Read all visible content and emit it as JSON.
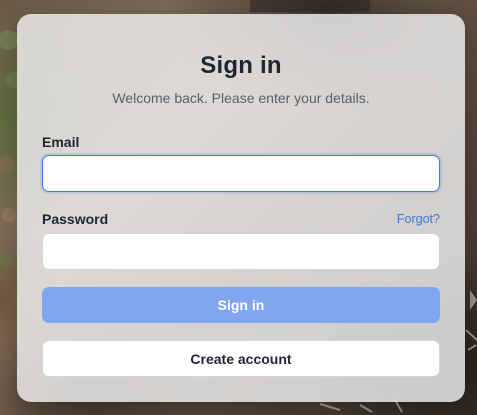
{
  "form": {
    "title": "Sign in",
    "subtitle": "Welcome back. Please enter your details.",
    "email_label": "Email",
    "email_value": "",
    "password_label": "Password",
    "password_value": "",
    "forgot_link": "Forgot?",
    "sign_in_button": "Sign in",
    "create_account_button": "Create account"
  },
  "colors": {
    "accent": "#3f7ae6",
    "primary_button_disabled": "#7fa6ef",
    "link": "#3a78e0",
    "card_background": "#ececec"
  }
}
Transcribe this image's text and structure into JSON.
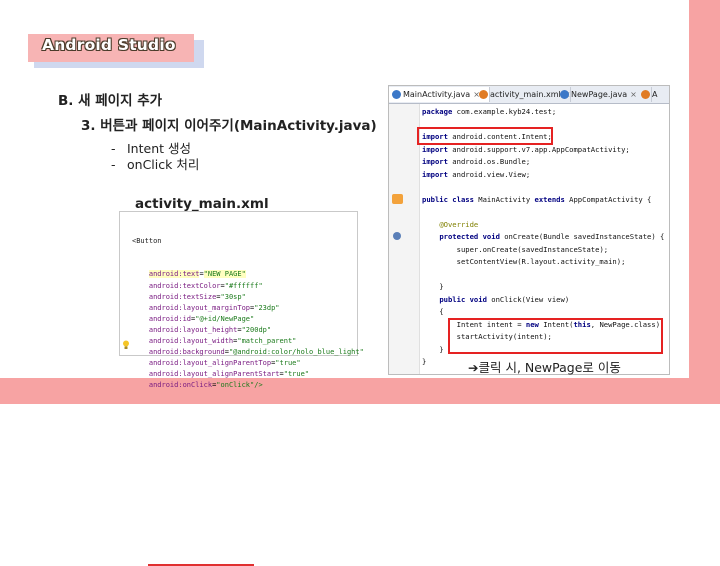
{
  "title": "Android Studio",
  "heading_b": "B. 새 페이지 추가",
  "heading_3": "3. 버튼과 페이지 이어주기(MainActivity.java)",
  "bullets": [
    "Intent 생성",
    "onClick 처리"
  ],
  "bullet_marker": "-",
  "xml_title": "activity_main.xml",
  "xml": {
    "start_tag": "<Button",
    "attrs": [
      {
        "key": "android:text",
        "value": "\"NEW PAGE\""
      },
      {
        "key": "android:textColor",
        "value": "\"#ffffff\""
      },
      {
        "key": "android:textSize",
        "value": "\"30sp\""
      },
      {
        "key": "android:layout_marginTop",
        "value": "\"23dp\""
      },
      {
        "key": "android:id",
        "value": "\"@+id/NewPage\""
      },
      {
        "key": "android:layout_height",
        "value": "\"200dp\""
      },
      {
        "key": "android:layout_width",
        "value": "\"match_parent\""
      },
      {
        "key": "android:background",
        "value": "\"@android:color/holo_blue_light\""
      },
      {
        "key": "android:layout_alignParentTop",
        "value": "\"true\""
      },
      {
        "key": "android:layout_alignParentStart",
        "value": "\"true\""
      },
      {
        "key": "android:onClick",
        "value": "\"onClick\"/>"
      }
    ]
  },
  "ide": {
    "tabs": [
      {
        "label": "MainActivity.java",
        "icon_color": "#3c78c8",
        "active": true
      },
      {
        "label": "activity_main.xml",
        "icon_color": "#e07b24",
        "active": false
      },
      {
        "label": "NewPage.java",
        "icon_color": "#3c78c8",
        "active": false
      },
      {
        "label": "A",
        "icon_color": "#e07b24",
        "active": false
      }
    ],
    "close_glyph": "×",
    "code": [
      "package com.example.kyb24.test;",
      "",
      "import android.content.Intent;",
      "import android.support.v7.app.AppCompatActivity;",
      "import android.os.Bundle;",
      "import android.view.View;",
      "",
      "public class MainActivity extends AppCompatActivity {",
      "",
      "    @Override",
      "    protected void onCreate(Bundle savedInstanceState) {",
      "        super.onCreate(savedInstanceState);",
      "        setContentView(R.layout.activity_main);",
      "",
      "    }",
      "    public void onClick(View view)",
      "    {",
      "        Intent intent = new Intent(this, NewPage.class);",
      "        startActivity(intent);",
      "    }",
      "}"
    ]
  },
  "caption": "➔클릭 시, NewPage로 이동",
  "colors": {
    "accent": "#f7a3a3",
    "highlight_box": "#e52222"
  }
}
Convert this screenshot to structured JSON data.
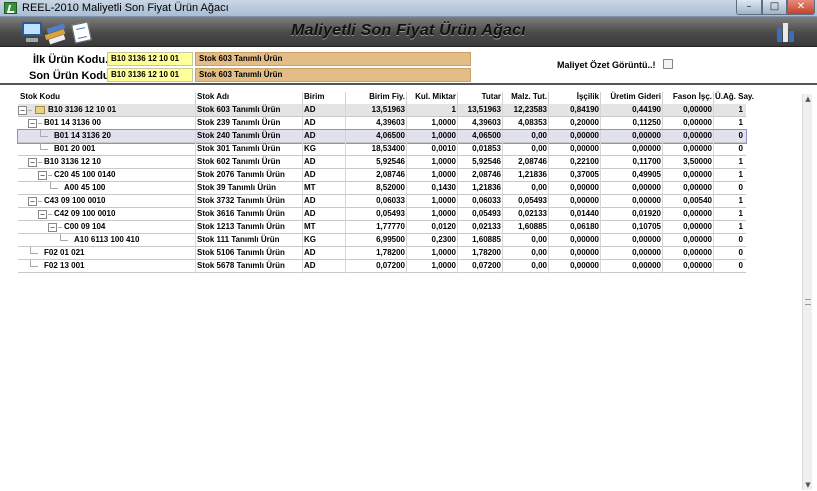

TASK DESCRIPTION: Do not copy the pictures, but repeat every line exactly.

RESPONSE TO THE EXERCISE:
Read all visible content and emit it as JSON.
{
  "form": {
    "title": "Sign in",
    "subtitle": "Welcome back. Please enter your details.",
    "email_label": "Email",
    "email_value": "",
    "password_label": "Password",
    "password_value": "",
    "forgot_link": "Forgot?",
    "sign_in_button": "Sign in",
    "create_account_button": "Create account"
  },
  "colors": {
    "accent": "#3f7ae6",
    "primary_button_disabled": "#7fa6ef",
    "link": "#3a78e0",
    "card_background": "#ececec"
  }
}
Transcribe this image's text and structure into JSON.
{
  "title": "Android Studio",
  "heading_b": "B. 새 페이지 추가",
  "heading_3": "3. 버튼과 페이지 이어주기(MainActivity.java)",
  "bullets": [
    "Intent 생성",
    "onClick 처리"
  ],
  "bullet_marker": "-",
  "xml_title": "activity_main.xml",
  "xml": {
    "start_tag": "<Button",
    "attrs": [
      {
        "key": "android:text",
        "value": "\"NEW PAGE\""
      },
      {
        "key": "android:textColor",
        "value": "\"#ffffff\""
      },
      {
        "key": "android:textSize",
        "value": "\"30sp\""
      },
      {
        "key": "android:layout_marginTop",
        "value": "\"23dp\""
      },
      {
        "key": "android:id",
        "value": "\"@+id/NewPage\""
      },
      {
        "key": "android:layout_height",
        "value": "\"200dp\""
      },
      {
        "key": "android:layout_width",
        "value": "\"match_parent\""
      },
      {
        "key": "android:background",
        "value": "\"@android:color/holo_blue_light\""
      },
      {
        "key": "android:layout_alignParentTop",
        "value": "\"true\""
      },
      {
        "key": "android:layout_alignParentStart",
        "value": "\"true\""
      },
      {
        "key": "android:onClick",
        "value": "\"onClick\"/>"
      }
    ]
  },
  "ide": {
    "tabs": [
      {
        "label": "MainActivity.java",
        "icon_color": "#3c78c8",
        "active": true
      },
      {
        "label": "activity_main.xml",
        "icon_color": "#e07b24",
        "active": false
      },
      {
        "label": "NewPage.java",
        "icon_color": "#3c78c8",
        "active": false
      },
      {
        "label": "A",
        "icon_color": "#e07b24",
        "active": false
      }
    ],
    "close_glyph": "×",
    "code": [
      "package com.example.kyb24.test;",
      "",
      "import android.content.Intent;",
      "import android.support.v7.app.AppCompatActivity;",
      "import android.os.Bundle;",
      "import android.view.View;",
      "",
      "public class MainActivity extends AppCompatActivity {",
      "",
      "    @Override",
      "    protected void onCreate(Bundle savedInstanceState) {",
      "        super.onCreate(savedInstanceState);",
      "        setContentView(R.layout.activity_main);",
      "",
      "    }",
      "    public void onClick(View view)",
      "    {",
      "        Intent intent = new Intent(this, NewPage.class);",
      "        startActivity(intent);",
      "    }",
      "}"
    ]
  },
  "caption": "➔클릭 시, NewPage로 이동",
  "colors": {
    "accent": "#f7a3a3",
    "highlight_box": "#e52222"
  }
}
Convert this screenshot to structured JSON data.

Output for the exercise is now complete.